#### [Request]
Pull out every line of the material below, from the line containing "Output each element" down to the line containing "Bar [320, 392, 344, 395]", both included, and reproduce them without any change.
◆ ◆ ◆ ◆ ◆ ◆ ◆
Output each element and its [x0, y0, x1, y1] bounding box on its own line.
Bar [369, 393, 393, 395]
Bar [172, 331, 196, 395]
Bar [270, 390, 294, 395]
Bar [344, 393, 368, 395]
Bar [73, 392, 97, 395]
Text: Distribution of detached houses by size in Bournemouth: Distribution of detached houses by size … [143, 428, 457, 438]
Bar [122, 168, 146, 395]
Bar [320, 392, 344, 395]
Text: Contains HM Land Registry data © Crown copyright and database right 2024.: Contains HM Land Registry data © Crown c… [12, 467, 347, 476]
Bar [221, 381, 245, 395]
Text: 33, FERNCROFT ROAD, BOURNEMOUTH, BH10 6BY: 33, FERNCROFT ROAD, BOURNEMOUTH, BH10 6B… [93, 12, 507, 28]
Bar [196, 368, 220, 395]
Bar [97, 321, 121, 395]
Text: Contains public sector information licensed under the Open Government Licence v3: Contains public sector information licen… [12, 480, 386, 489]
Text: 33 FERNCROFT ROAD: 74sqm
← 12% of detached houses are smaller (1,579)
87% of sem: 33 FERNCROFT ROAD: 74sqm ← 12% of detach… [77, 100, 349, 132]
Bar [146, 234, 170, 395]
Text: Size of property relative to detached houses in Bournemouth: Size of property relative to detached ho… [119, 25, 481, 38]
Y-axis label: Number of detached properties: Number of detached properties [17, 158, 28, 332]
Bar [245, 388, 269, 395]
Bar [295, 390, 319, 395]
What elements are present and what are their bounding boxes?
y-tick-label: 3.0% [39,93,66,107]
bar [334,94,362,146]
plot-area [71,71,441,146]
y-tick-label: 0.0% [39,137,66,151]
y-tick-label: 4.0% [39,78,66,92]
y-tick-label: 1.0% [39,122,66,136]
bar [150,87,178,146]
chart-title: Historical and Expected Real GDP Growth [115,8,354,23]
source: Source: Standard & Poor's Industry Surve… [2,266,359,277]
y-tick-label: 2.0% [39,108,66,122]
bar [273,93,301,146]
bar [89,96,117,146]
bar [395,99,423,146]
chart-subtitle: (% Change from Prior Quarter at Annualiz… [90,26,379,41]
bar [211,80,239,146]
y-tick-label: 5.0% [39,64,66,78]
◆ ◆ ◆ ◆ ◆ ◆ ◆
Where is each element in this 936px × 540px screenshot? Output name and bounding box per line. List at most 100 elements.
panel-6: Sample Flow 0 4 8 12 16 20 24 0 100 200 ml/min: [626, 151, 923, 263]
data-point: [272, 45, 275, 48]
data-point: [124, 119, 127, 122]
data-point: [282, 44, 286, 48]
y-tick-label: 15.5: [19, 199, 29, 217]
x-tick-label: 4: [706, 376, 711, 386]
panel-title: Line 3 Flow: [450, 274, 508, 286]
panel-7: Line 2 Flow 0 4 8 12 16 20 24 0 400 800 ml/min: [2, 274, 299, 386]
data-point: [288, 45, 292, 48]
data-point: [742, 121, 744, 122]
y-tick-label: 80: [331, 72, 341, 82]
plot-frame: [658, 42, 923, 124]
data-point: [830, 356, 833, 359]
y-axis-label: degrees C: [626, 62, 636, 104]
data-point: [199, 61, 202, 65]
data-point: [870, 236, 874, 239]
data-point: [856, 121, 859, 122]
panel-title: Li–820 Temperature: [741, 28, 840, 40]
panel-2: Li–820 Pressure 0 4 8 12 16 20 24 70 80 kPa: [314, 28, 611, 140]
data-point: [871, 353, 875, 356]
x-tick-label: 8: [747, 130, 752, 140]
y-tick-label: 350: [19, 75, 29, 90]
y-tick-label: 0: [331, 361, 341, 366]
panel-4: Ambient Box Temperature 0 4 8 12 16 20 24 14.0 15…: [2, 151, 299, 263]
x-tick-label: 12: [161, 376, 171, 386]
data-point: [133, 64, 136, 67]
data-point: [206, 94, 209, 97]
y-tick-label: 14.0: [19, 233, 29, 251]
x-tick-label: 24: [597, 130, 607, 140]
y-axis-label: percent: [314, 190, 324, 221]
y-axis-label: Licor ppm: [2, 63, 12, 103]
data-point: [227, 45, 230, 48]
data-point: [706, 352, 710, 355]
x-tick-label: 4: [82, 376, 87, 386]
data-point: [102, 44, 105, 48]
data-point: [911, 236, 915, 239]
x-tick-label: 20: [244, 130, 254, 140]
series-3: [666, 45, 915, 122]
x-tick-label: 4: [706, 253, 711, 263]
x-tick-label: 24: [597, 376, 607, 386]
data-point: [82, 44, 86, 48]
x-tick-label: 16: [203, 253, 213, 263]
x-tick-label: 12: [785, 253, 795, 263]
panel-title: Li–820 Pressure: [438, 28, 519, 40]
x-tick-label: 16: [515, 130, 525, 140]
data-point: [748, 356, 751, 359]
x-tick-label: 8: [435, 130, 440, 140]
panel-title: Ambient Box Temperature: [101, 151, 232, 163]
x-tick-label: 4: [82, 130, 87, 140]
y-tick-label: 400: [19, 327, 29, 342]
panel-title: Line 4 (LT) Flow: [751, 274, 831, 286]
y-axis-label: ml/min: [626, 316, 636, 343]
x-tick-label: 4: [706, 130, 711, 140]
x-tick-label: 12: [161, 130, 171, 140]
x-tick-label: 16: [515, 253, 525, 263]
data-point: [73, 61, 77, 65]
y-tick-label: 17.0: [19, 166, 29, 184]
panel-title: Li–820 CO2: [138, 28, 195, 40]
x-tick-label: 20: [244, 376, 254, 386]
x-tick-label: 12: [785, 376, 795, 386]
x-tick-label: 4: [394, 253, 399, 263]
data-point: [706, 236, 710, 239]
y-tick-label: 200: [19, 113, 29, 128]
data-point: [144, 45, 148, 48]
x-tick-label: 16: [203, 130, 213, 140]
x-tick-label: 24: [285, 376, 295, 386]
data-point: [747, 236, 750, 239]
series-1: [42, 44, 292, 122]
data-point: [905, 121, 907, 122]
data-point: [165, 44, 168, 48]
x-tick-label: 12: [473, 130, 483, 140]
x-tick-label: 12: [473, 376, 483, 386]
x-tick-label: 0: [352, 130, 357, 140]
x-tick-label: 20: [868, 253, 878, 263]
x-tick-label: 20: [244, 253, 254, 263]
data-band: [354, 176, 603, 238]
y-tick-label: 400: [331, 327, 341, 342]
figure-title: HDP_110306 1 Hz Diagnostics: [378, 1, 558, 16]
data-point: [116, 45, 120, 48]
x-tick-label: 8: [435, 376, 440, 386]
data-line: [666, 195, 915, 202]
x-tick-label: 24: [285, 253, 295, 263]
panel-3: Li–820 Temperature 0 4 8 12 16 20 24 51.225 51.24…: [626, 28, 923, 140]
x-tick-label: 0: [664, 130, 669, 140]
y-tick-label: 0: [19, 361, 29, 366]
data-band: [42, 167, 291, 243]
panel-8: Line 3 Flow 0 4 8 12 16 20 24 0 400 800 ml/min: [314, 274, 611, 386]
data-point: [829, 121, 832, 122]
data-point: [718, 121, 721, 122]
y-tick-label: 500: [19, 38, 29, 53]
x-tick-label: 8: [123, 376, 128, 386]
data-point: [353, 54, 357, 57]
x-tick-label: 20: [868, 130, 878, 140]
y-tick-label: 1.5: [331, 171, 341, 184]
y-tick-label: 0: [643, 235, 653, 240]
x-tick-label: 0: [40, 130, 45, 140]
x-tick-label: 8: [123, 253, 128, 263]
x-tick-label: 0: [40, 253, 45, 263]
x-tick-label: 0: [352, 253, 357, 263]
◆ ◆ ◆ ◆ ◆ ◆ ◆
#### [Solution to this problem]
Output each element and its [x0, y0, x1, y1] bounding box on its own line.
Bar [369, 393, 393, 395]
Bar [172, 331, 196, 395]
Bar [270, 390, 294, 395]
Bar [344, 393, 368, 395]
Bar [73, 392, 97, 395]
Text: Distribution of detached houses by size in Bournemouth: Distribution of detached houses by size … [143, 428, 457, 438]
Bar [122, 168, 146, 395]
Bar [320, 392, 344, 395]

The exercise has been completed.